Metadata-Version: 2.4
Name: pyaro_readers
Version: 0.1.4
Summary: implementations of pyaerocom reading plugings using pyaro as interface
Home-page: https://github.com/metno/pyaro-readers
Author: MET Norway
Classifier: Programming Language :: Python :: 3 :: Only
Classifier: Programming Language :: Python :: 3.10
Classifier: Programming Language :: Python :: 3.11
Classifier: Programming Language :: Python :: 3.12
Classifier: License :: OSI Approved :: GNU Lesser General Public License v3 (LGPLv3)
Classifier: Operating System :: OS Independent
Classifier: Development Status :: 3 - Alpha
Classifier: Intended Audience :: Science/Research
Classifier: Intended Audience :: Education
Classifier: Topic :: Scientific/Engineering :: Atmospheric Science
Description-Content-Type: text/markdown
License-File: LICENSE
Requires-Dist: pyaro<0.3,>=0.1.1
Requires-Dist: geocoder_reverse_natural_earth>=0.0.2
Requires-Dist: netCDF4
Requires-Dist: requests
Requires-Dist: tqdm
Requires-Dist: numpy
Requires-Dist: xarray
Requires-Dist: cf-units
Requires-Dist: polars[pyarrow]
Requires-Dist: tomli>=2.0.1; python_version < "3.11"
Dynamic: license-file

# pyaro-readers
implementations of readers for the pyaerocom project using pyaro as interface

## Installation
`python -m pip install 'pyaro-readers@git+https://github.com/metno/pyaro-readers.git'`

This will install pyaro and pyaro-readers and all their dependencies.

## Supported readers
### aeronetsunreader
Reader for aeronet sun version 3 data (https://aeronet.gsfc.nasa.gov/new_web/download_all_v3_aod.html).
The reader supports reading from an uncompressed local file and from an URL providing a zip file or an
uncompressed file.

════════════════

Required actions:
**a)** According to the pyaro-readers package page, which data does the aeronetsunreader read?
**b)** Pick up the pyaro-readers package page after its last sentence and keep writing it.
The listing that follows has no connection to the pyaro-readers package page.

Stored data:
════════════════

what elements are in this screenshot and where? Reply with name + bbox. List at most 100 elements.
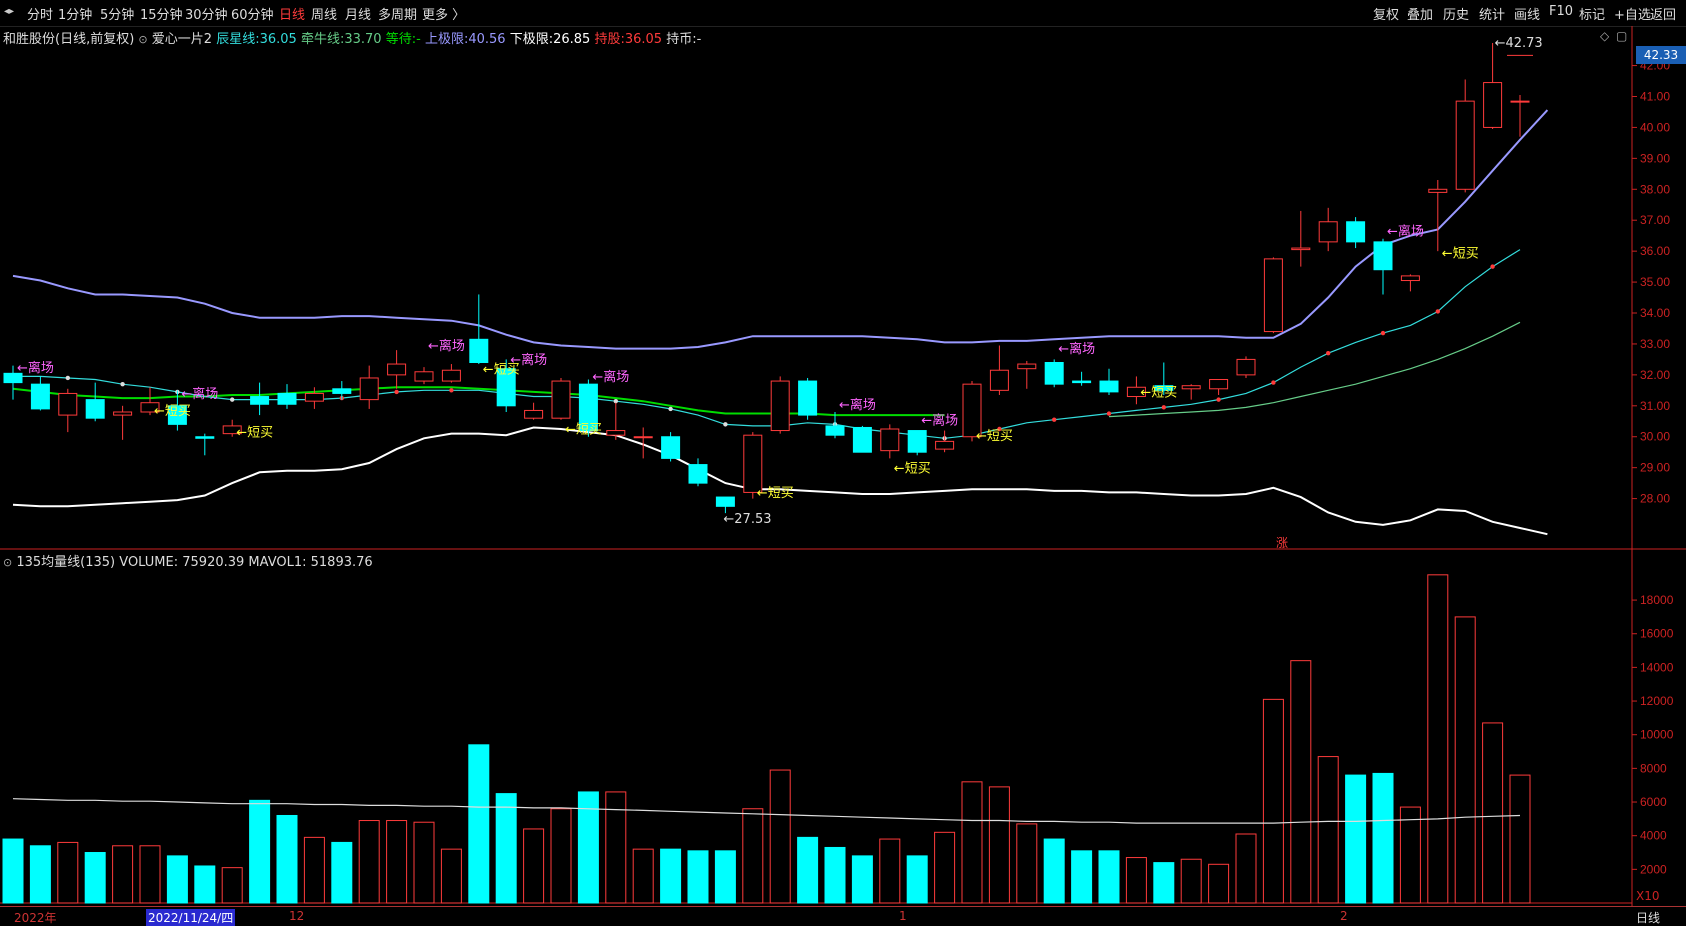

════════════════

Answers below:
**a)** It reads aeronet sun version 3 data.

**b)**
If a zip file URL is provided, only the 1st file in there is used (since the
Aeronet provided zip contains all data in a single file).

### aeronetsdareader
Reader for aeronet SDA version 3 data (https://aeronet.gsfc.nasa.gov/new_web/download_all_v3_aod.html).
The reader supports reading from an uncompressed local file and from an URL providing a zip file, an
uncompressed file or a tar file (including all common compression formats).
If a zip file URL is provided, only the 1st file in there is used (since the
Aeronet provided zip contains all data in a single file).

### ascii2netcdf
Reader for databases created with MSC-W tools niluNasaAmes2Netcdf or eea_airquip2emepdata.py.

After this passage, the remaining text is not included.